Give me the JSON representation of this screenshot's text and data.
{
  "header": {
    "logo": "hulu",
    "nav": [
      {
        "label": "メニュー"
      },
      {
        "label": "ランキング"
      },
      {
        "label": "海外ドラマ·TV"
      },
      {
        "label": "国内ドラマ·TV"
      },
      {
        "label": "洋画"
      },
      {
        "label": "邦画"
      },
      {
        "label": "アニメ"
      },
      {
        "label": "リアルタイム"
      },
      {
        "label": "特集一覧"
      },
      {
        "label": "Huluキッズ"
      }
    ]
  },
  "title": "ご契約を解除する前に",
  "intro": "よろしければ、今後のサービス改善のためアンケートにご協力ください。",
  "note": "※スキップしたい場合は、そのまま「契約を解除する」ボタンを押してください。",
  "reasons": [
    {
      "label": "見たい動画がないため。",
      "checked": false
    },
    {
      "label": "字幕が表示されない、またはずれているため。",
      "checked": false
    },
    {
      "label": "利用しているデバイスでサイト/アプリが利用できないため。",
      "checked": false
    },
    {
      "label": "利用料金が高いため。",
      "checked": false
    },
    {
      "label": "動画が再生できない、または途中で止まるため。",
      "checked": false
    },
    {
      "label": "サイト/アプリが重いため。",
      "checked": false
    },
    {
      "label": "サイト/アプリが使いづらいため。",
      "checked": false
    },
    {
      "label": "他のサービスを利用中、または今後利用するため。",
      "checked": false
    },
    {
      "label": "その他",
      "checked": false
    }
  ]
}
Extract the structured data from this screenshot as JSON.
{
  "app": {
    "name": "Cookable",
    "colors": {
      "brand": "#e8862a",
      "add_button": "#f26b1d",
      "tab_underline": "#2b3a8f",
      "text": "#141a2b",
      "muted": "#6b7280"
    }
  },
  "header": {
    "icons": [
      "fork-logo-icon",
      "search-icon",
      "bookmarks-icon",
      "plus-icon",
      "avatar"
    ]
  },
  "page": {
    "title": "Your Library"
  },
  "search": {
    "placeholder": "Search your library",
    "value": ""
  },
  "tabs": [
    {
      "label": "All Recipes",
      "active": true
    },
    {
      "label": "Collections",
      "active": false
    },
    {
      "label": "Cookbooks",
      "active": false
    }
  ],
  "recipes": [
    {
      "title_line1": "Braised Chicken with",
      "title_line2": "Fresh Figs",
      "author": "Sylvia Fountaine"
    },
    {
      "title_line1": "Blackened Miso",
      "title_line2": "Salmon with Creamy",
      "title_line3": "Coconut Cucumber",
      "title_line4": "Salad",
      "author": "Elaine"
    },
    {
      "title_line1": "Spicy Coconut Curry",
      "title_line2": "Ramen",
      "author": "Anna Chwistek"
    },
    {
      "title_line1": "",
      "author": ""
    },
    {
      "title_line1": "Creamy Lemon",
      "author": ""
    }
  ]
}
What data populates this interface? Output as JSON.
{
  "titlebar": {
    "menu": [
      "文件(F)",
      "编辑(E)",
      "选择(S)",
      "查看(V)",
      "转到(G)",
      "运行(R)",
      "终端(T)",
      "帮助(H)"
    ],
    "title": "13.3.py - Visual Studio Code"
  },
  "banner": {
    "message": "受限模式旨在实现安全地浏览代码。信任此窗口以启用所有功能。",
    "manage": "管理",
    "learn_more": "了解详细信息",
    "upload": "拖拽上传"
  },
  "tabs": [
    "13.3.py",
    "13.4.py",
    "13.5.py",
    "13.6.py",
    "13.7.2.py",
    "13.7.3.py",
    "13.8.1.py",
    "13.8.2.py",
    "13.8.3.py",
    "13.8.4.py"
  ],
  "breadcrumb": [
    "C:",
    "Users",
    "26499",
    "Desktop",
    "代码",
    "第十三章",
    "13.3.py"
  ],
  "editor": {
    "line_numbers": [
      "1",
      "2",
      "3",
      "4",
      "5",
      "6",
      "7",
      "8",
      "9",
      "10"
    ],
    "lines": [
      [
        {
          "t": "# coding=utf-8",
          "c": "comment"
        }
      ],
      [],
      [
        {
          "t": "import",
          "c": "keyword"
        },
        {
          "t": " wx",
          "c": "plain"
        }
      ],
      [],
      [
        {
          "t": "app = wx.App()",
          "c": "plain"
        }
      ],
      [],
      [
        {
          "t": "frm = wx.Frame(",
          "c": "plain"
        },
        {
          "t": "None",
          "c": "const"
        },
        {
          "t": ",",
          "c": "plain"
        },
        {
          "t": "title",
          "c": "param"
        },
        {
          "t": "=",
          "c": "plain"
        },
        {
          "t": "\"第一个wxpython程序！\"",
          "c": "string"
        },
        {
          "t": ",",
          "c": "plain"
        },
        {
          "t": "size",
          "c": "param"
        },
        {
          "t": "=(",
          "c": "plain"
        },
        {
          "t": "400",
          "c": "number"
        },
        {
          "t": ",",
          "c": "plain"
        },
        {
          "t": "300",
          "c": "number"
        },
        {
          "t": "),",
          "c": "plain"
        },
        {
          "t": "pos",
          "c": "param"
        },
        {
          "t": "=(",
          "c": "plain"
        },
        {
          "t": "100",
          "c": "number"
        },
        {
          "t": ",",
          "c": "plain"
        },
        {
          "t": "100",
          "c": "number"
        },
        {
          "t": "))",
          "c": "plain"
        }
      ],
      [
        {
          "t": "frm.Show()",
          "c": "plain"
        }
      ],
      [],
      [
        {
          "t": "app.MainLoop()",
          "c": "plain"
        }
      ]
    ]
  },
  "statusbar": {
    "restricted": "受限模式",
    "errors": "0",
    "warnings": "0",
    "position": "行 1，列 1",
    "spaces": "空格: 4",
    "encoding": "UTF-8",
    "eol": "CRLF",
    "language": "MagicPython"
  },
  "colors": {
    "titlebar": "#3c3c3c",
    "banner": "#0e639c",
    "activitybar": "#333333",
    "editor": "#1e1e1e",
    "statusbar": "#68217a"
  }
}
------------------------
▸ **What you have to do**: What do the records say? Quote them all exactly.

▸ **Expected output**:
Give me the JSON representation of this screenshot's text and data.
{
  "header": {
    "logo": "hulu",
    "nav": [
      {
        "label": "メニュー"
      },
      {
        "label": "ランキング"
      },
      {
        "label": "海外ドラマ·TV"
      },
      {
        "label": "国内ドラマ·TV"
      },
      {
        "label": "洋画"
      },
      {
        "label": "邦画"
      },
      {
        "label": "アニメ"
      },
      {
        "label": "リアルタイム"
      },
      {
        "label": "特集一覧"
      },
      {
        "label": "Huluキッズ"
      }
    ]
  },
  "title": "ご契約を解除する前に",
  "intro": "よろしければ、今後のサービス改善のためアンケートにご協力ください。",
  "note": "※スキップしたい場合は、そのまま「契約を解除する」ボタンを押してください。",
  "reasons": [
    {
      "label": "見たい動画がないため。",
      "checked": false
    },
    {
      "label": "字幕が表示されない、またはずれているため。",
      "checked": false
    },
    {
      "label": "利用しているデバイスでサイト/アプリが利用できないため。",
      "checked": false
    },
    {
      "label": "利用料金が高いため。",
      "checked": false
    },
    {
      "label": "動画が再生できない、または途中で止まるため。",
      "checked": false
    },
    {
      "label": "サイト/アプリが重いため。",
      "checked": false
    },
    {
      "label": "サイト/アプリが使いづらいため。",
      "checked": false
    },
    {
      "label": "他のサービスを利用中、または今後利用するため。",
      "checked": false
    },
    {
      "label": "その他",
      "checked": false
    }
  ]
}
Extract the structured data from this screenshot as JSON.
{
  "app": {
    "name": "Cookable",
    "colors": {
      "brand": "#e8862a",
      "add_button": "#f26b1d",
      "tab_underline": "#2b3a8f",
      "text": "#141a2b",
      "muted": "#6b7280"
    }
  },
  "header": {
    "icons": [
      "fork-logo-icon",
      "search-icon",
      "bookmarks-icon",
      "plus-icon",
      "avatar"
    ]
  },
  "page": {
    "title": "Your Library"
  },
  "search": {
    "placeholder": "Search your library",
    "value": ""
  },
  "tabs": [
    {
      "label": "All Recipes",
      "active": true
    },
    {
      "label": "Collections",
      "active": false
    },
    {
      "label": "Cookbooks",
      "active": false
    }
  ],
  "recipes": [
    {
      "title_line1": "Braised Chicken with",
      "title_line2": "Fresh Figs",
      "author": "Sylvia Fountaine"
    },
    {
      "title_line1": "Blackened Miso",
      "title_line2": "Salmon with Creamy",
      "title_line3": "Coconut Cucumber",
      "title_line4": "Salad",
      "author": "Elaine"
    },
    {
      "title_line1": "Spicy Coconut Curry",
      "title_line2": "Ramen",
      "author": "Anna Chwistek"
    },
    {
      "title_line1": "",
      "author": ""
    },
    {
      "title_line1": "Creamy Lemon",
      "author": ""
    }
  ]
}
What data populates this interface? Output as JSON.
{
  "titlebar": {
    "menu": [
      "文件(F)",
      "编辑(E)",
      "选择(S)",
      "查看(V)",
      "转到(G)",
      "运行(R)",
      "终端(T)",
      "帮助(H)"
    ],
    "title": "13.3.py - Visual Studio Code"
  },
  "banner": {
    "message": "受限模式旨在实现安全地浏览代码。信任此窗口以启用所有功能。",
    "manage": "管理",
    "learn_more": "了解详细信息",
    "upload": "拖拽上传"
  },
  "tabs": [
    "13.3.py",
    "13.4.py",
    "13.5.py",
    "13.6.py",
    "13.7.2.py",
    "13.7.3.py",
    "13.8.1.py",
    "13.8.2.py",
    "13.8.3.py",
    "13.8.4.py"
  ],
  "breadcrumb": [
    "C:",
    "Users",
    "26499",
    "Desktop",
    "代码",
    "第十三章",
    "13.3.py"
  ],
  "editor": {
    "line_numbers": [
      "1",
      "2",
      "3",
      "4",
      "5",
      "6",
      "7",
      "8",
      "9",
      "10"
    ],
    "lines": [
      [
        {
          "t": "# coding=utf-8",
          "c": "comment"
        }
      ],
      [],
      [
        {
          "t": "import",
          "c": "keyword"
        },
        {
          "t": " wx",
          "c": "plain"
        }
      ],
      [],
      [
        {
          "t": "app = wx.App()",
          "c": "plain"
        }
      ],
      [],
      [
        {
          "t": "frm = wx.Frame(",
          "c": "plain"
        },
        {
          "t": "None",
          "c": "const"
        },
        {
          "t": ",",
          "c": "plain"
        },
        {
          "t": "title",
          "c": "param"
        },
        {
          "t": "=",
          "c": "plain"
        },
        {
          "t": "\"第一个wxpython程序！\"",
          "c": "string"
        },
        {
          "t": ",",
          "c": "plain"
        },
        {
          "t": "size",
          "c": "param"
        },
        {
          "t": "=(",
          "c": "plain"
        },
        {
          "t": "400",
          "c": "number"
        },
        {
          "t": ",",
          "c": "plain"
        },
        {
          "t": "300",
          "c": "number"
        },
        {
          "t": "),",
          "c": "plain"
        },
        {
          "t": "pos",
          "c": "param"
        },
        {
          "t": "=(",
          "c": "plain"
        },
        {
          "t": "100",
          "c": "number"
        },
        {
          "t": ",",
          "c": "plain"
        },
        {
          "t": "100",
          "c": "number"
        },
        {
          "t": "))",
          "c": "plain"
        }
      ],
      [
        {
          "t": "frm.Show()",
          "c": "plain"
        }
      ],
      [],
      [
        {
          "t": "app.MainLoop()",
          "c": "plain"
        }
      ]
    ]
  },
  "statusbar": {
    "restricted": "受限模式",
    "errors": "0",
    "warnings": "0",
    "position": "行 1，列 1",
    "spaces": "空格: 4",
    "encoding": "UTF-8",
    "eol": "CRLF",
    "language": "MagicPython"
  },
  "colors": {
    "titlebar": "#3c3c3c",
    "banner": "#0e639c",
    "activitybar": "#333333",
    "editor": "#1e1e1e",
    "statusbar": "#68217a"
  }
}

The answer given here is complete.